**Aim:** Below is some material; set it all down exactly, apart from the pictures.

Data entries for graphics:
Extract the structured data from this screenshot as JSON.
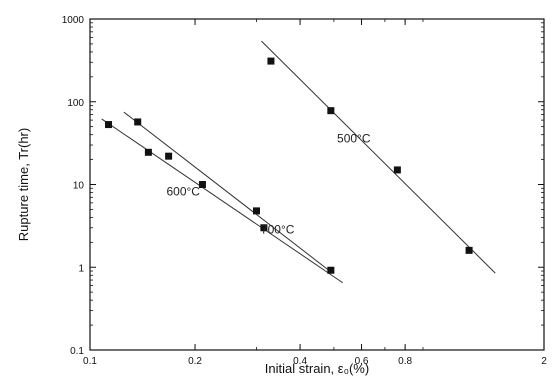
{
  "chart_data": {
    "type": "scatter",
    "title": "",
    "xlabel": "Initial strain, ε₀(%)",
    "ylabel": "Rupture time, Tr(hr)",
    "xscale": "log",
    "yscale": "log",
    "xlim": [
      0.1,
      2
    ],
    "ylim": [
      0.1,
      1000
    ],
    "grid": false,
    "x_tick_labels": [
      "0.1",
      "0.2",
      "0.4",
      "0.6",
      "0.8",
      "2"
    ],
    "y_tick_labels": [
      "0.1",
      "1",
      "10",
      "100",
      "1000"
    ],
    "series": [
      {
        "name": "500°C",
        "points": [
          [
            0.33,
            310
          ],
          [
            0.49,
            78
          ],
          [
            0.76,
            15
          ],
          [
            1.22,
            1.6
          ]
        ],
        "fit": [
          [
            0.31,
            540
          ],
          [
            1.45,
            0.85
          ]
        ]
      },
      {
        "name": "600°C",
        "points": [
          [
            0.113,
            53
          ],
          [
            0.147,
            24.5
          ],
          [
            0.21,
            10
          ],
          [
            0.315,
            3
          ]
        ],
        "fit": [
          [
            0.108,
            62
          ],
          [
            0.53,
            0.65
          ]
        ]
      },
      {
        "name": "700°C",
        "points": [
          [
            0.137,
            57
          ],
          [
            0.168,
            22
          ],
          [
            0.3,
            4.8
          ],
          [
            0.49,
            0.92
          ]
        ],
        "fit": [
          [
            0.125,
            75
          ],
          [
            0.49,
            0.88
          ]
        ]
      }
    ],
    "labels": [
      {
        "text": "500°C",
        "x": 0.57,
        "y": 32
      },
      {
        "text": "600°C",
        "x": 0.185,
        "y": 7.4
      },
      {
        "text": "700°C",
        "x": 0.345,
        "y": 2.55
      }
    ]
  }
}
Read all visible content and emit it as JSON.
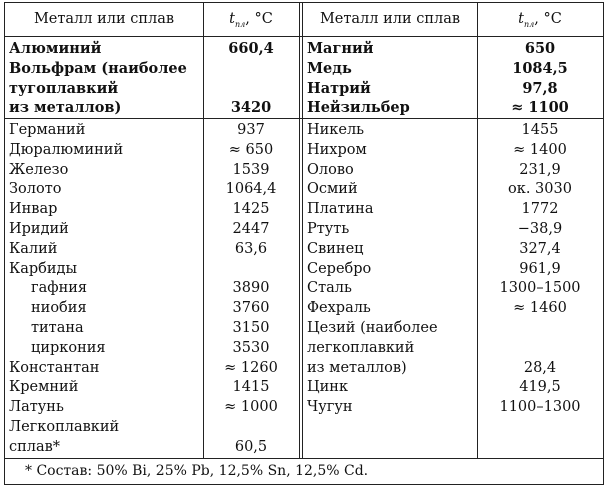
{
  "header": {
    "col_name": "Металл или сплав",
    "col_temp_t": "t",
    "col_temp_sub": "пл",
    "col_temp_unit": ", °C"
  },
  "left": {
    "group1": [
      {
        "name": "Алюминий",
        "value": "660,4"
      },
      {
        "name": "Вольфрам (наиболее",
        "value": ""
      },
      {
        "name": "тугоплавкий",
        "value": ""
      },
      {
        "name": "из металлов)",
        "value": "3420"
      }
    ],
    "group2": [
      {
        "name": "Германий",
        "value": "937"
      },
      {
        "name": "Дюралюминий",
        "value": "≈ 650"
      },
      {
        "name": "Железо",
        "value": "1539"
      },
      {
        "name": "Золото",
        "value": "1064,4"
      },
      {
        "name": "Инвар",
        "value": "1425"
      },
      {
        "name": "Иридий",
        "value": "2447"
      },
      {
        "name": "Калий",
        "value": "63,6"
      },
      {
        "name": "Карбиды",
        "value": ""
      },
      {
        "name": "гафния",
        "value": "3890",
        "indent": true
      },
      {
        "name": "ниобия",
        "value": "3760",
        "indent": true
      },
      {
        "name": "титана",
        "value": "3150",
        "indent": true
      },
      {
        "name": "циркония",
        "value": "3530",
        "indent": true
      },
      {
        "name": "Константан",
        "value": "≈ 1260"
      },
      {
        "name": "Кремний",
        "value": "1415"
      },
      {
        "name": "Латунь",
        "value": "≈ 1000"
      },
      {
        "name": "Легкоплавкий",
        "value": ""
      },
      {
        "name": "сплав*",
        "value": "60,5"
      }
    ]
  },
  "right": {
    "group1": [
      {
        "name": "Магний",
        "value": "650"
      },
      {
        "name": "Медь",
        "value": "1084,5"
      },
      {
        "name": "Натрий",
        "value": "97,8"
      },
      {
        "name": "Нейзильбер",
        "value": "≈ 1100"
      }
    ],
    "group2": [
      {
        "name": "Никель",
        "value": "1455"
      },
      {
        "name": "Нихром",
        "value": "≈ 1400"
      },
      {
        "name": "Олово",
        "value": "231,9"
      },
      {
        "name": "Осмий",
        "value": "ок. 3030"
      },
      {
        "name": "Платина",
        "value": "1772"
      },
      {
        "name": "Ртуть",
        "value": "−38,9"
      },
      {
        "name": "Свинец",
        "value": "327,4"
      },
      {
        "name": "Серебро",
        "value": "961,9"
      },
      {
        "name": "Сталь",
        "value": "1300–1500"
      },
      {
        "name": "Фехраль",
        "value": "≈ 1460"
      },
      {
        "name": "Цезий (наиболее",
        "value": ""
      },
      {
        "name": "легкоплавкий",
        "value": ""
      },
      {
        "name": "из металлов)",
        "value": "28,4"
      },
      {
        "name": "Цинк",
        "value": "419,5"
      },
      {
        "name": "Чугун",
        "value": "1100–1300"
      }
    ]
  },
  "footer": "* Состав: 50% Bi, 25% Pb, 12,5% Sn, 12,5% Cd."
}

**Complete output:**
Extract the structured data from this screenshot as JSON.
{
  "chart_data": {
    "type": "scatter",
    "title": "",
    "xlabel": "Initial strain, ε₀(%)",
    "ylabel": "Rupture time, Tr(hr)",
    "xscale": "log",
    "yscale": "log",
    "xlim": [
      0.1,
      2
    ],
    "ylim": [
      0.1,
      1000
    ],
    "grid": false,
    "x_tick_labels": [
      "0.1",
      "0.2",
      "0.4",
      "0.6",
      "0.8",
      "2"
    ],
    "y_tick_labels": [
      "0.1",
      "1",
      "10",
      "100",
      "1000"
    ],
    "series": [
      {
        "name": "500°C",
        "points": [
          [
            0.33,
            310
          ],
          [
            0.49,
            78
          ],
          [
            0.76,
            15
          ],
          [
            1.22,
            1.6
          ]
        ],
        "fit": [
          [
            0.31,
            540
          ],
          [
            1.45,
            0.85
          ]
        ]
      },
      {
        "name": "600°C",
        "points": [
          [
            0.113,
            53
          ],
          [
            0.147,
            24.5
          ],
          [
            0.21,
            10
          ],
          [
            0.315,
            3
          ]
        ],
        "fit": [
          [
            0.108,
            62
          ],
          [
            0.53,
            0.65
          ]
        ]
      },
      {
        "name": "700°C",
        "points": [
          [
            0.137,
            57
          ],
          [
            0.168,
            22
          ],
          [
            0.3,
            4.8
          ],
          [
            0.49,
            0.92
          ]
        ],
        "fit": [
          [
            0.125,
            75
          ],
          [
            0.49,
            0.88
          ]
        ]
      }
    ],
    "labels": [
      {
        "text": "500°C",
        "x": 0.57,
        "y": 32
      },
      {
        "text": "600°C",
        "x": 0.185,
        "y": 7.4
      },
      {
        "text": "700°C",
        "x": 0.345,
        "y": 2.55
      }
    ]
  }
}
Read all visible content and emit it as JSON.
{
  "header": {
    "col_name": "Металл или сплав",
    "col_temp_t": "t",
    "col_temp_sub": "пл",
    "col_temp_unit": ", °C"
  },
  "left": {
    "group1": [
      {
        "name": "Алюминий",
        "value": "660,4"
      },
      {
        "name": "Вольфрам (наиболее",
        "value": ""
      },
      {
        "name": "тугоплавкий",
        "value": ""
      },
      {
        "name": "из металлов)",
        "value": "3420"
      }
    ],
    "group2": [
      {
        "name": "Германий",
        "value": "937"
      },
      {
        "name": "Дюралюминий",
        "value": "≈ 650"
      },
      {
        "name": "Железо",
        "value": "1539"
      },
      {
        "name": "Золото",
        "value": "1064,4"
      },
      {
        "name": "Инвар",
        "value": "1425"
      },
      {
        "name": "Иридий",
        "value": "2447"
      },
      {
        "name": "Калий",
        "value": "63,6"
      },
      {
        "name": "Карбиды",
        "value": ""
      },
      {
        "name": "гафния",
        "value": "3890",
        "indent": true
      },
      {
        "name": "ниобия",
        "value": "3760",
        "indent": true
      },
      {
        "name": "титана",
        "value": "3150",
        "indent": true
      },
      {
        "name": "циркония",
        "value": "3530",
        "indent": true
      },
      {
        "name": "Константан",
        "value": "≈ 1260"
      },
      {
        "name": "Кремний",
        "value": "1415"
      },
      {
        "name": "Латунь",
        "value": "≈ 1000"
      },
      {
        "name": "Легкоплавкий",
        "value": ""
      },
      {
        "name": "сплав*",
        "value": "60,5"
      }
    ]
  },
  "right": {
    "group1": [
      {
        "name": "Магний",
        "value": "650"
      },
      {
        "name": "Медь",
        "value": "1084,5"
      },
      {
        "name": "Натрий",
        "value": "97,8"
      },
      {
        "name": "Нейзильбер",
        "value": "≈ 1100"
      }
    ],
    "group2": [
      {
        "name": "Никель",
        "value": "1455"
      },
      {
        "name": "Нихром",
        "value": "≈ 1400"
      },
      {
        "name": "Олово",
        "value": "231,9"
      },
      {
        "name": "Осмий",
        "value": "ок. 3030"
      },
      {
        "name": "Платина",
        "value": "1772"
      },
      {
        "name": "Ртуть",
        "value": "−38,9"
      },
      {
        "name": "Свинец",
        "value": "327,4"
      },
      {
        "name": "Серебро",
        "value": "961,9"
      },
      {
        "name": "Сталь",
        "value": "1300–1500"
      },
      {
        "name": "Фехраль",
        "value": "≈ 1460"
      },
      {
        "name": "Цезий (наиболее",
        "value": ""
      },
      {
        "name": "легкоплавкий",
        "value": ""
      },
      {
        "name": "из металлов)",
        "value": "28,4"
      },
      {
        "name": "Цинк",
        "value": "419,5"
      },
      {
        "name": "Чугун",
        "value": "1100–1300"
      }
    ]
  },
  "footer": "* Состав: 50% Bi, 25% Pb, 12,5% Sn, 12,5% Cd."
}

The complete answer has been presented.